_What the task requires_. Copy all of the material word for word, except for the pictures.

"""

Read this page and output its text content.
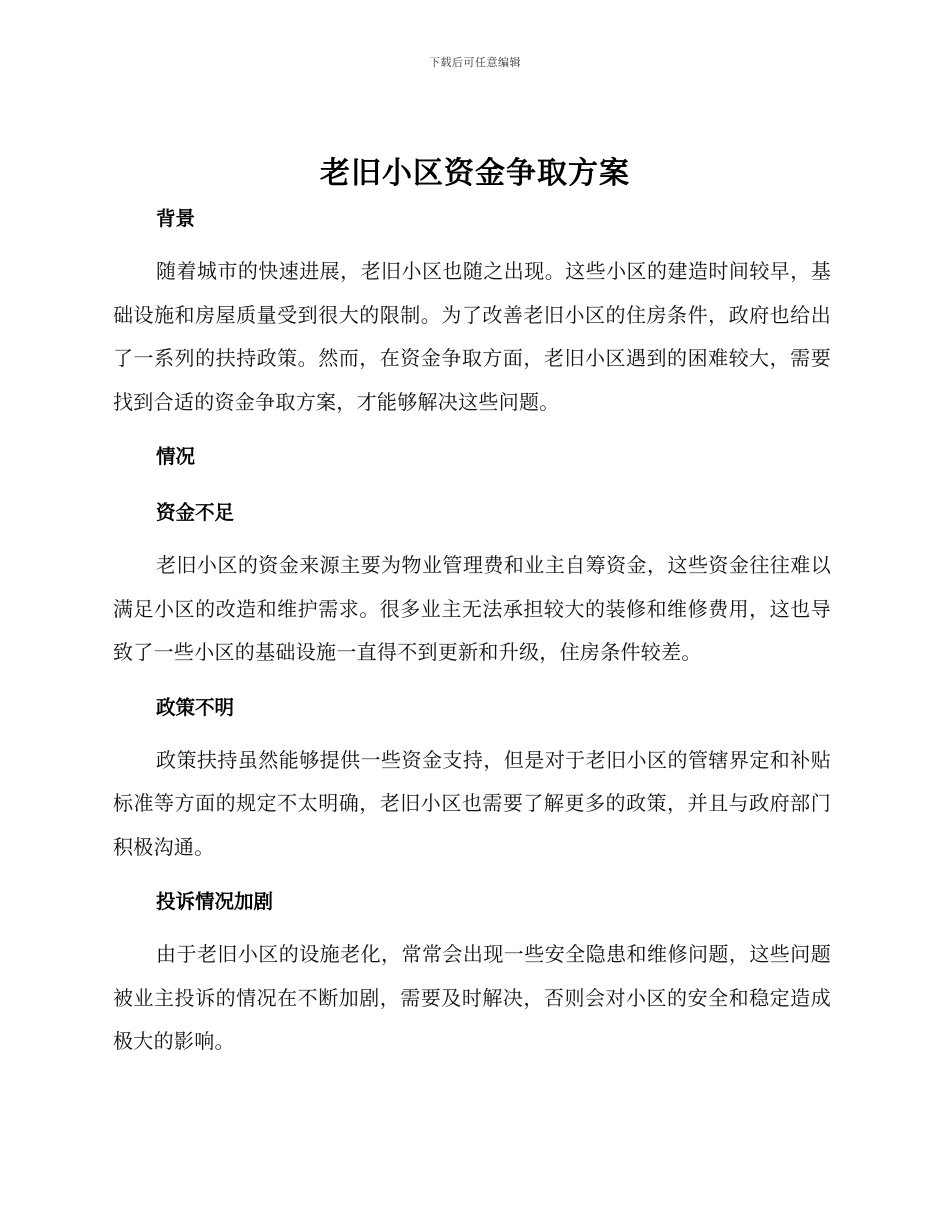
下载后可任意编辑
老旧小区资金争取方案
背景

随着城市的快速进展，老旧小区也随之出现。这些小区的建造时间较早，基础设施和房屋质量受到很大的限制。为了改善老旧小区的住房条件，政府也给出了一系列的扶持政策。然而，在资金争取方面，老旧小区遇到的困难较大，需要找到合适的资金争取方案，才能够解决这些问题。

情况
资金不足

老旧小区的资金来源主要为物业管理费和业主自筹资金，这些资金往往难以满足小区的改造和维护需求。很多业主无法承担较大的装修和维修费用，这也导致了一些小区的基础设施一直得不到更新和升级，住房条件较差。

政策不明

政策扶持虽然能够提供一些资金支持，但是对于老旧小区的管辖界定和补贴标准等方面的规定不太明确，老旧小区也需要了解更多的政策，并且与政府部门积极沟通。

投诉情况加剧

由于老旧小区的设施老化，常常会出现一些安全隐患和维修问题，这些问题被业主投诉的情况在不断加剧，需要及时解决，否则会对小区的安全和稳定造成极大的影响。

"""

_Exercise answer_.
Read this page and output its text content.
下载后可任意编辑
老旧小区资金争取方案
背景

随着城市的快速进展，老旧小区也随之出现。这些小区的建造时间较早，基础设施和房屋质量受到很大的限制。为了改善老旧小区的住房条件，政府也给出了一系列的扶持政策。然而，在资金争取方面，老旧小区遇到的困难较大，需要找到合适的资金争取方案，才能够解决这些问题。

情况
资金不足

老旧小区的资金来源主要为物业管理费和业主自筹资金，这些资金往往难以满足小区的改造和维护需求。很多业主无法承担较大的装修和维修费用，这也导致了一些小区的基础设施一直得不到更新和升级，住房条件较差。

政策不明

政策扶持虽然能够提供一些资金支持，但是对于老旧小区的管辖界定和补贴标准等方面的规定不太明确，老旧小区也需要了解更多的政策，并且与政府部门积极沟通。

投诉情况加剧

由于老旧小区的设施老化，常常会出现一些安全隐患和维修问题，这些问题被业主投诉的情况在不断加剧，需要及时解决，否则会对小区的安全和稳定造成极大的影响。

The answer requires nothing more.